**Aim**
Find the word "name" in the data. Return every line where it appears.

Collected data
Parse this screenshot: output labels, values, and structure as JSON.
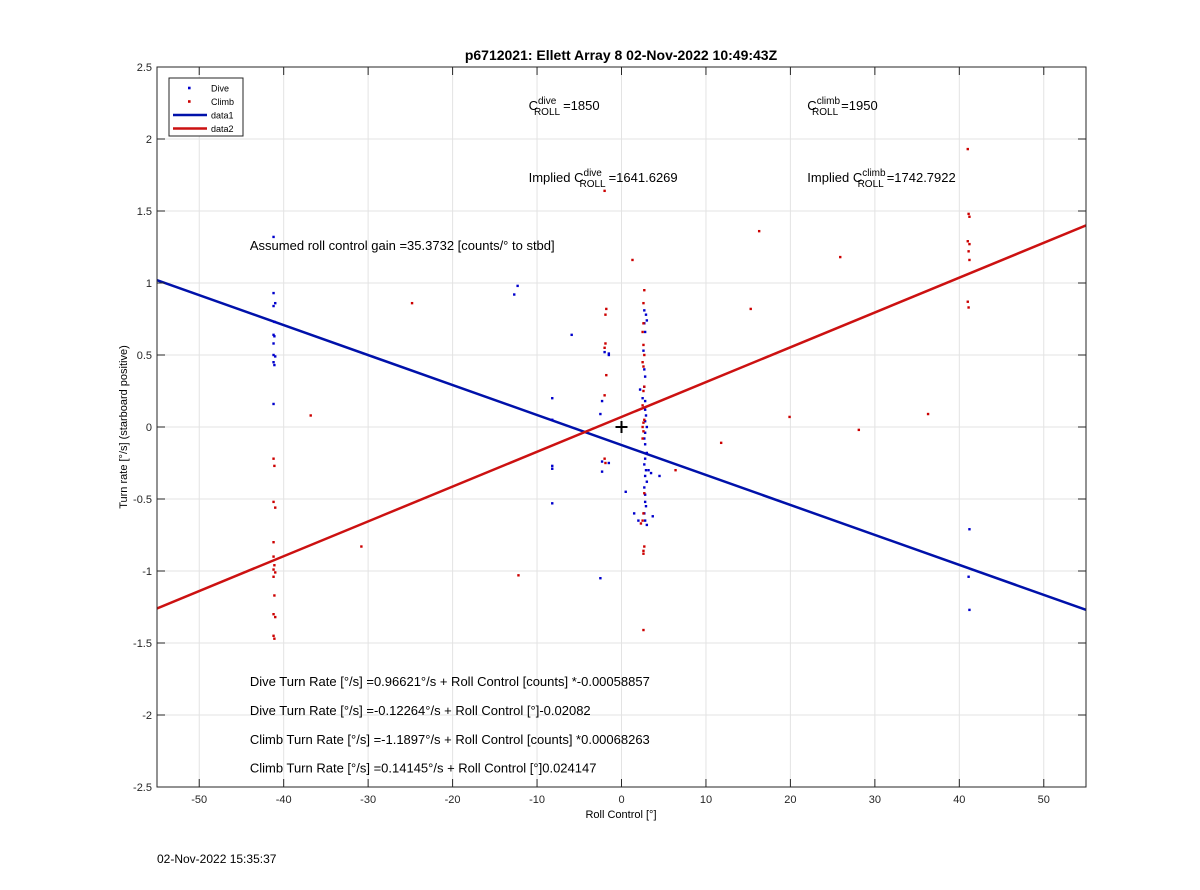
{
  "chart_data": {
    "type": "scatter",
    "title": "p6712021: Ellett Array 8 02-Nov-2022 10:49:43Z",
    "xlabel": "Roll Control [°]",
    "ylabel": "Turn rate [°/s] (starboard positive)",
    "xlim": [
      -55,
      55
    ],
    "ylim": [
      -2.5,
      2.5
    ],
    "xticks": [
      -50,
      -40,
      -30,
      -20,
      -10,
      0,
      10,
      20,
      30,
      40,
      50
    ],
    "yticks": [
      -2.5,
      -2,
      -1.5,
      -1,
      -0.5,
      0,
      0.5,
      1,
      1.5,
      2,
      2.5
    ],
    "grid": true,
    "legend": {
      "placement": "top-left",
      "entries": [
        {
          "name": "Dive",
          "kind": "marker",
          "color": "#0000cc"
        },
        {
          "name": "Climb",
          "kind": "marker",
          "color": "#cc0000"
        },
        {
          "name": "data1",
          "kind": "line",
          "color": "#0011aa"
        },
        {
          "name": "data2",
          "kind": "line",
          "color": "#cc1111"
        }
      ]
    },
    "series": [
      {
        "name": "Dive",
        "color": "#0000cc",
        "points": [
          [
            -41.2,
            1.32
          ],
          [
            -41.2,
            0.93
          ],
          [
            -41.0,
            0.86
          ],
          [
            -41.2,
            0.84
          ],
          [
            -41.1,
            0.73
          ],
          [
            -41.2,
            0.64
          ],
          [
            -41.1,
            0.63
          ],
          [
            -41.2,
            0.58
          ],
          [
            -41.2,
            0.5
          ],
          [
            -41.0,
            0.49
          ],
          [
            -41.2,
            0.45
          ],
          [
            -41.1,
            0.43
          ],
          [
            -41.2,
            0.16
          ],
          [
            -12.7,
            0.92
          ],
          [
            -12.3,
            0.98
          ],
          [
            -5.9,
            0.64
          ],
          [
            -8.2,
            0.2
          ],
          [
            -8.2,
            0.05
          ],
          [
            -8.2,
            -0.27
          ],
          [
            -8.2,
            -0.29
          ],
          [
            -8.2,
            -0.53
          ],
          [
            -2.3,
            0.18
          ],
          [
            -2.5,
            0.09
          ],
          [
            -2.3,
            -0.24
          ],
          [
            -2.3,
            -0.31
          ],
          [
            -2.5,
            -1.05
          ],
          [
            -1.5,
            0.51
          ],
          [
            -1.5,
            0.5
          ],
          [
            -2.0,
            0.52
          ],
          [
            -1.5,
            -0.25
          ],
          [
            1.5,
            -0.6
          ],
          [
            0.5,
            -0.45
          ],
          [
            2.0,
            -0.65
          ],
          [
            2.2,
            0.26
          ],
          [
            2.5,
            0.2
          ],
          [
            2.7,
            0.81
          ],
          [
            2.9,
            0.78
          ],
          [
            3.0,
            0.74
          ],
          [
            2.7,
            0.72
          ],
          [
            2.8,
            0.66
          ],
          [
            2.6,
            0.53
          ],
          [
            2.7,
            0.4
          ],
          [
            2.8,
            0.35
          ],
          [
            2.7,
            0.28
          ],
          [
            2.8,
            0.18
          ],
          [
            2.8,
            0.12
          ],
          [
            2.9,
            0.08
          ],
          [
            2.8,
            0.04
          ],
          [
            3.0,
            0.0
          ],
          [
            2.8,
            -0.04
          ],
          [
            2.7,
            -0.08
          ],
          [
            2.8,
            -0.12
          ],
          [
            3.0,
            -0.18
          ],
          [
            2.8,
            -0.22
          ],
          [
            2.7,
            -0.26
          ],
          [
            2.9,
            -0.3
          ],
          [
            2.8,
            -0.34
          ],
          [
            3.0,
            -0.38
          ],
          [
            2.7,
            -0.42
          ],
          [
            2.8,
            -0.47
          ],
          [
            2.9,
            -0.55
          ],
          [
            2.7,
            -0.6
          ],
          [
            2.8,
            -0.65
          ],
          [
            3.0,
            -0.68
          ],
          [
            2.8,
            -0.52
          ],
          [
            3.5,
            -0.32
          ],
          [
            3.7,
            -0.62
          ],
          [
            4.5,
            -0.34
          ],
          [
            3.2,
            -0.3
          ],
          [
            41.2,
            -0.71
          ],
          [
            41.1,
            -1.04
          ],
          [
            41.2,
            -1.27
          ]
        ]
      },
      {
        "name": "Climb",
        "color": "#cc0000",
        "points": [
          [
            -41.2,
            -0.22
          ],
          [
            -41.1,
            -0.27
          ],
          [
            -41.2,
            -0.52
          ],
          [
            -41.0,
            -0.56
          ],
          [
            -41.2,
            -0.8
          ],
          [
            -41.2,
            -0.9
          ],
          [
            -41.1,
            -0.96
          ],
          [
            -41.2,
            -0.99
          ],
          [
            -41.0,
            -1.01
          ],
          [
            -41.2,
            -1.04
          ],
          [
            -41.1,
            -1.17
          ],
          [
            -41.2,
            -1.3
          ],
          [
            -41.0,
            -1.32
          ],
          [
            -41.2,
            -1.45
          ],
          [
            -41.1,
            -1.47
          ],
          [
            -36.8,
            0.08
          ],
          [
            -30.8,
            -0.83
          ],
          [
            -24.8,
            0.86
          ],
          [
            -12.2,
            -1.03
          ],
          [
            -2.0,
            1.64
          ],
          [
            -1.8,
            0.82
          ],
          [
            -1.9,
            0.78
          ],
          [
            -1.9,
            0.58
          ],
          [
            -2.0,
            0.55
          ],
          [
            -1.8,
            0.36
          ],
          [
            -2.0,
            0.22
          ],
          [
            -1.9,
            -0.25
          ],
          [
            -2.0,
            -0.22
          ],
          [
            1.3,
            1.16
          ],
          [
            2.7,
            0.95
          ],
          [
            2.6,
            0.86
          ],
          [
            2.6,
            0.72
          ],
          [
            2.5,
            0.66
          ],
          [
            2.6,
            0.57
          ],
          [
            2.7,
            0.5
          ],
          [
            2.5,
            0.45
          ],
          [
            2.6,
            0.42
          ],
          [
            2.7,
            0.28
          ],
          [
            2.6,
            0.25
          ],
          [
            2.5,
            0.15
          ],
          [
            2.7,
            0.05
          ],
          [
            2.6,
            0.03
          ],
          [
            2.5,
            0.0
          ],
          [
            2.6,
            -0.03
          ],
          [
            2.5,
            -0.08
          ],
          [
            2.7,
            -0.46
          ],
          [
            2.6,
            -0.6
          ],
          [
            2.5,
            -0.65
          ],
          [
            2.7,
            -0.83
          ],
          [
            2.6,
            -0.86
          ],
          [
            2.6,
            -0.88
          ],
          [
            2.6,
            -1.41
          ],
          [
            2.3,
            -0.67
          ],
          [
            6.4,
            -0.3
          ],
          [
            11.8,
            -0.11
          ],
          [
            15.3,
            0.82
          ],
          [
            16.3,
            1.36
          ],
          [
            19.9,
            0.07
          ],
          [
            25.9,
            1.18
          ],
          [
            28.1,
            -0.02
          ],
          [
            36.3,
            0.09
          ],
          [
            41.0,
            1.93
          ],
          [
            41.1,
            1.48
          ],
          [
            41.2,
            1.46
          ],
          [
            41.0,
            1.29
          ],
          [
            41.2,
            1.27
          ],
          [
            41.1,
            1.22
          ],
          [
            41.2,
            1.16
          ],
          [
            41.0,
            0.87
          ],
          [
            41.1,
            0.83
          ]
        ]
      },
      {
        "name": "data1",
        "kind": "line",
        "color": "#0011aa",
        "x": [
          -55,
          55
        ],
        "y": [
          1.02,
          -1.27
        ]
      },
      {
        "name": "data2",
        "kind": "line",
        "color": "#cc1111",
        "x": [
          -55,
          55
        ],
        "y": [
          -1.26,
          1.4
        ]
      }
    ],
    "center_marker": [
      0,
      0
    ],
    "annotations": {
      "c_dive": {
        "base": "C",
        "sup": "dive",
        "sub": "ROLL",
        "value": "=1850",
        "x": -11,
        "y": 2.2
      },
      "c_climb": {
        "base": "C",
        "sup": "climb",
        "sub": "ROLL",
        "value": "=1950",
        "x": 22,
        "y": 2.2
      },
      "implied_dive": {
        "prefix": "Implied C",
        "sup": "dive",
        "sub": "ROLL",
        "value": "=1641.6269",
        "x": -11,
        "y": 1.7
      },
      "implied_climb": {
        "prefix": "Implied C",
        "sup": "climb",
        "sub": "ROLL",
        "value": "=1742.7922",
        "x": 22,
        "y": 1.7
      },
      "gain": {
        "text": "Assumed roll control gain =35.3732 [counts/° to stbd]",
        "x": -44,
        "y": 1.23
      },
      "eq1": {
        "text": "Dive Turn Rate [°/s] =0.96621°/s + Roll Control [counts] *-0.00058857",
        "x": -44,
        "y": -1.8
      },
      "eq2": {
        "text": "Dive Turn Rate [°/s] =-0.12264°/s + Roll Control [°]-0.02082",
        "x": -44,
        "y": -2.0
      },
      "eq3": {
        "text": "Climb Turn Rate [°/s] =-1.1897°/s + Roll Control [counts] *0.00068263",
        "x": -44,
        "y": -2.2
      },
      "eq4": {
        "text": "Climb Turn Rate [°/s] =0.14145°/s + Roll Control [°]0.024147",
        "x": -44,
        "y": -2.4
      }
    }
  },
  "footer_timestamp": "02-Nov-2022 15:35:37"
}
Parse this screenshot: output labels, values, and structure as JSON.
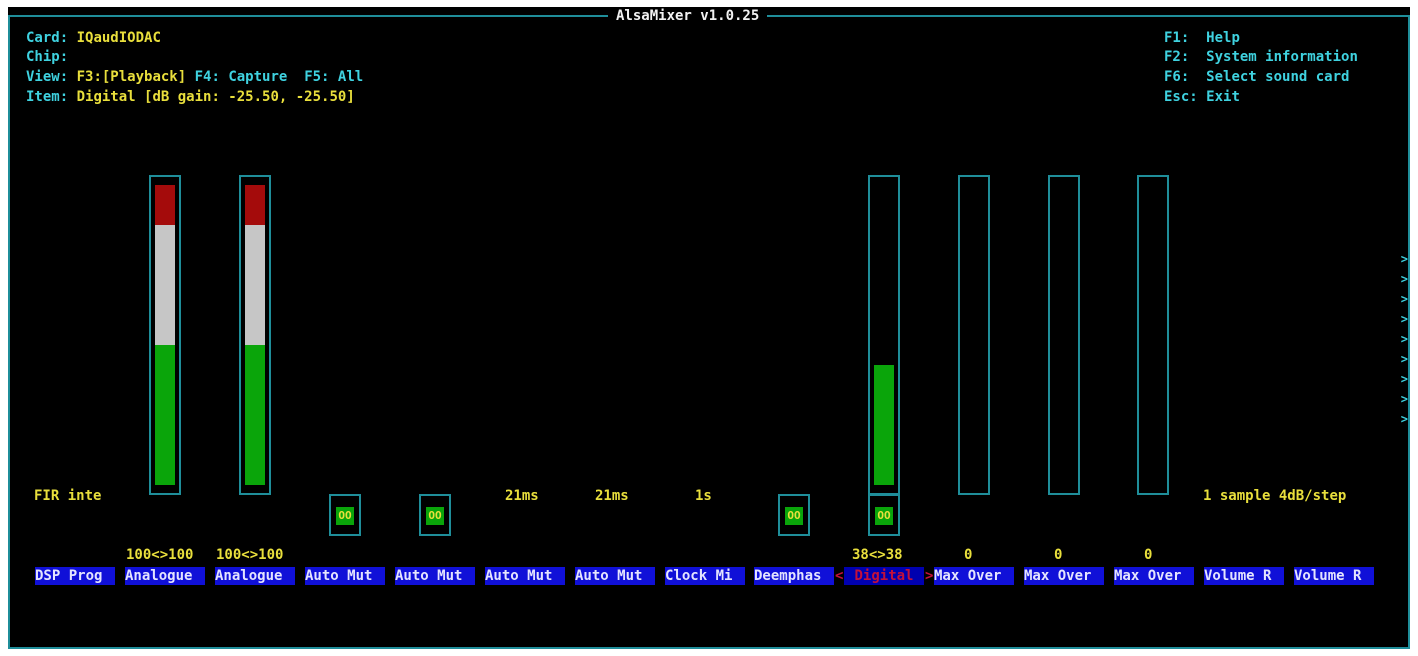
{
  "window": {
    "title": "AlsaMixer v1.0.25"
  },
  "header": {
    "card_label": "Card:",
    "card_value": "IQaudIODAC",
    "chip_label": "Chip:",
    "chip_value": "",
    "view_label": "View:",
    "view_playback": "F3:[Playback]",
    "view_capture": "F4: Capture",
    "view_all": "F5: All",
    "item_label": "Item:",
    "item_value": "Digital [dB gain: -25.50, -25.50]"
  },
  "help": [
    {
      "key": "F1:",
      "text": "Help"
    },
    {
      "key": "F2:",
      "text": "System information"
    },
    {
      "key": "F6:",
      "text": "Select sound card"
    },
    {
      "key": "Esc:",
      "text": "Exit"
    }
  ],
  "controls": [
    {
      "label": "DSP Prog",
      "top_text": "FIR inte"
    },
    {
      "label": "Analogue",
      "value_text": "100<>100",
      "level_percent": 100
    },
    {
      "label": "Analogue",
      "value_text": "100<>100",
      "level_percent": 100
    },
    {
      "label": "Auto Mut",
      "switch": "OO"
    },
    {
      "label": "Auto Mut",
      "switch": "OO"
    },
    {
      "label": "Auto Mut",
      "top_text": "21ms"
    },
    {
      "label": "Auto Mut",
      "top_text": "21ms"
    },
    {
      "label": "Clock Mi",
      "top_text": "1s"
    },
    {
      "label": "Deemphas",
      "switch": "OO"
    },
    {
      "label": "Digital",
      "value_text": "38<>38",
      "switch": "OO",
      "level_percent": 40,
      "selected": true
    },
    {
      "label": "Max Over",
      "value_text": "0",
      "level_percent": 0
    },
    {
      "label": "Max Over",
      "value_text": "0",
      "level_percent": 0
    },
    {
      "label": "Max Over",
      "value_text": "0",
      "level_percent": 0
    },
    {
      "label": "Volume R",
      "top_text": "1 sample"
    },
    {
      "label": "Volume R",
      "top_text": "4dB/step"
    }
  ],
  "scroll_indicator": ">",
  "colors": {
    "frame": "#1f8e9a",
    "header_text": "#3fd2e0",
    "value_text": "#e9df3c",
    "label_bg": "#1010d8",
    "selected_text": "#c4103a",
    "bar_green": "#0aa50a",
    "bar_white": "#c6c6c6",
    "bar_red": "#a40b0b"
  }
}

**Exercise answer**
          "name": "Dive",
          "name": "Climb",
          "name": "data1",
          "name": "data2",
        "name": "Dive",
        "name": "Climb",
        "name": "data1",
        "name": "data2",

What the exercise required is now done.